[BEGIN]
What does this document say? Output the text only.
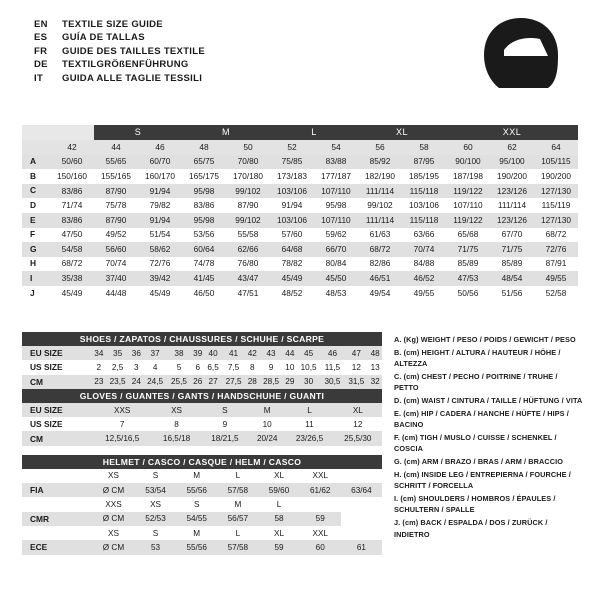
EN	TEXTILE SIZE GUIDE
ES	GUÍA DE TALLAS
FR	GUIDE DES TAILLES TEXTILE
DE	TEXTILGRÖßENFÜHRUNG
IT	GUIDA ALLE TAGLIE TESSILI
		S		M		L		XL		XXL		
	42	44	46	48	50	52	54	56	58	60	62	64
A	50/60	55/65	60/70	65/75	70/80	75/85	83/88	85/92	87/95	90/100	95/100	105/115
B	150/160	155/165	160/170	165/175	170/180	173/183	177/187	182/190	185/195	187/198	190/200	190/200
C	83/86	87/90	91/94	95/98	99/102	103/106	107/110	111/114	115/118	119/122	123/126	127/130
D	71/74	75/78	79/82	83/86	87/90	91/94	95/98	99/102	103/106	107/110	111/114	115/119
E	83/86	87/90	91/94	95/98	99/102	103/106	107/110	111/114	115/118	119/122	123/126	127/130
F	47/50	49/52	51/54	53/56	55/58	57/60	59/62	61/63	63/66	65/68	67/70	68/72
G	54/58	56/60	58/62	60/64	62/66	64/68	66/70	68/72	70/74	71/75	71/75	72/76
H	68/72	70/74	72/76	74/78	76/80	78/82	80/84	82/86	84/88	85/89	85/89	87/91
I	35/38	37/40	39/42	41/45	43/47	45/49	45/50	46/51	46/52	47/53	48/54	49/55
J	45/49	44/48	45/49	46/50	47/51	48/52	48/53	49/54	49/55	50/56	51/56	52/58
SHOES / ZAPATOS / CHAUSSURES / SCHUHE / SCARPE
EU SIZE	34	35	36	37	38	39	40	41	42	43	44	45	46	47	48
US SIZE	2	2,5	3	4	5	6	6,5	7,5	8	9	10	10,5	11,5	12	13
CM	23	23,5	24	24,5	25,5	26	27	27,5	28	28,5	29	30	30,5	31,5	32
GLOVES / GUANTES / GANTS / HANDSCHUHE / GUANTI
EU SIZE	XXS	XS	S	M	L	XL
US SIZE	7	8	9	10	11	12
CM	12,5/16,5	16,5/18	18/21,5	20/24	23/26,5	25,5/30
HELMET / CASCO / CASQUE / HELM / CASCO
	XS	S	M	L	XL	XXL	
FIA	Ø CM	53/54	55/56	57/58	59/60	61/62	63/64
	XXS	XS	S	M	L		
CMR	Ø CM	52/53	54/55	56/57	58	59	
	XS	S	M	L	XL	XXL	
ECE	Ø CM	53	55/56	57/58	59	60	61
A. (Kg) WEIGHT / PESO / POIDS / GEWICHT / PESO
B. (cm) HEIGHT / ALTURA / HAUTEUR / HÖHE / ALTEZZA
C. (cm) CHEST / PECHO / POITRINE / TRUHE / PETTO
D. (cm) WAIST / CINTURA / TAILLE / HÜFTUNG / VITA
E. (cm) HIP / CADERA / HANCHE / HÜFTE / HIPS / BACINO
F. (cm) TIGH / MUSLO / CUISSE / SCHENKEL / COSCIA
G. (cm) ARM / BRAZO / BRAS / ARM / BRACCIO
H. (cm) INSIDE LEG / ENTREPIERNA / FOURCHE / SCHRITT / FORCELLA
I. (cm) SHOULDERS / HOMBROS / ÉPAULES / SCHULTERN / SPALLE
J. (cm) BACK / ESPALDA / DOS / ZURÜCK / INDIETRO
[END]
◆ Directions
Quote the entries in full. Any image among them is to be omitted from the copy.

◆ Exercise result
What does this document say? Output the text only.
EN	TEXTILE SIZE GUIDE
ES	GUÍA DE TALLAS
FR	GUIDE DES TAILLES TEXTILE
DE	TEXTILGRÖßENFÜHRUNG
IT	GUIDA ALLE TAGLIE TESSILI
		S		M		L		XL		XXL		
	42	44	46	48	50	52	54	56	58	60	62	64
A	50/60	55/65	60/70	65/75	70/80	75/85	83/88	85/92	87/95	90/100	95/100	105/115
B	150/160	155/165	160/170	165/175	170/180	173/183	177/187	182/190	185/195	187/198	190/200	190/200
C	83/86	87/90	91/94	95/98	99/102	103/106	107/110	111/114	115/118	119/122	123/126	127/130
D	71/74	75/78	79/82	83/86	87/90	91/94	95/98	99/102	103/106	107/110	111/114	115/119
E	83/86	87/90	91/94	95/98	99/102	103/106	107/110	111/114	115/118	119/122	123/126	127/130
F	47/50	49/52	51/54	53/56	55/58	57/60	59/62	61/63	63/66	65/68	67/70	68/72
G	54/58	56/60	58/62	60/64	62/66	64/68	66/70	68/72	70/74	71/75	71/75	72/76
H	68/72	70/74	72/76	74/78	76/80	78/82	80/84	82/86	84/88	85/89	85/89	87/91
I	35/38	37/40	39/42	41/45	43/47	45/49	45/50	46/51	46/52	47/53	48/54	49/55
J	45/49	44/48	45/49	46/50	47/51	48/52	48/53	49/54	49/55	50/56	51/56	52/58
SHOES / ZAPATOS / CHAUSSURES / SCHUHE / SCARPE
EU SIZE	34	35	36	37	38	39	40	41	42	43	44	45	46	47	48
US SIZE	2	2,5	3	4	5	6	6,5	7,5	8	9	10	10,5	11,5	12	13
CM	23	23,5	24	24,5	25,5	26	27	27,5	28	28,5	29	30	30,5	31,5	32
GLOVES / GUANTES / GANTS / HANDSCHUHE / GUANTI
EU SIZE	XXS	XS	S	M	L	XL
US SIZE	7	8	9	10	11	12
CM	12,5/16,5	16,5/18	18/21,5	20/24	23/26,5	25,5/30
HELMET / CASCO / CASQUE / HELM / CASCO
	XS	S	M	L	XL	XXL	
FIA	Ø CM	53/54	55/56	57/58	59/60	61/62	63/64
	XXS	XS	S	M	L		
CMR	Ø CM	52/53	54/55	56/57	58	59	
	XS	S	M	L	XL	XXL	
ECE	Ø CM	53	55/56	57/58	59	60	61
A. (Kg) WEIGHT / PESO / POIDS / GEWICHT / PESO
B. (cm) HEIGHT / ALTURA / HAUTEUR / HÖHE / ALTEZZA
C. (cm) CHEST / PECHO / POITRINE / TRUHE / PETTO
D. (cm) WAIST / CINTURA / TAILLE / HÜFTUNG / VITA
E. (cm) HIP / CADERA / HANCHE / HÜFTE / HIPS / BACINO
F. (cm) TIGH / MUSLO / CUISSE / SCHENKEL / COSCIA
G. (cm) ARM / BRAZO / BRAS / ARM / BRACCIO
H. (cm) INSIDE LEG / ENTREPIERNA / FOURCHE / SCHRITT / FORCELLA
I. (cm) SHOULDERS / HOMBROS / ÉPAULES / SCHULTERN / SPALLE
J. (cm) BACK / ESPALDA / DOS / ZURÜCK / INDIETRO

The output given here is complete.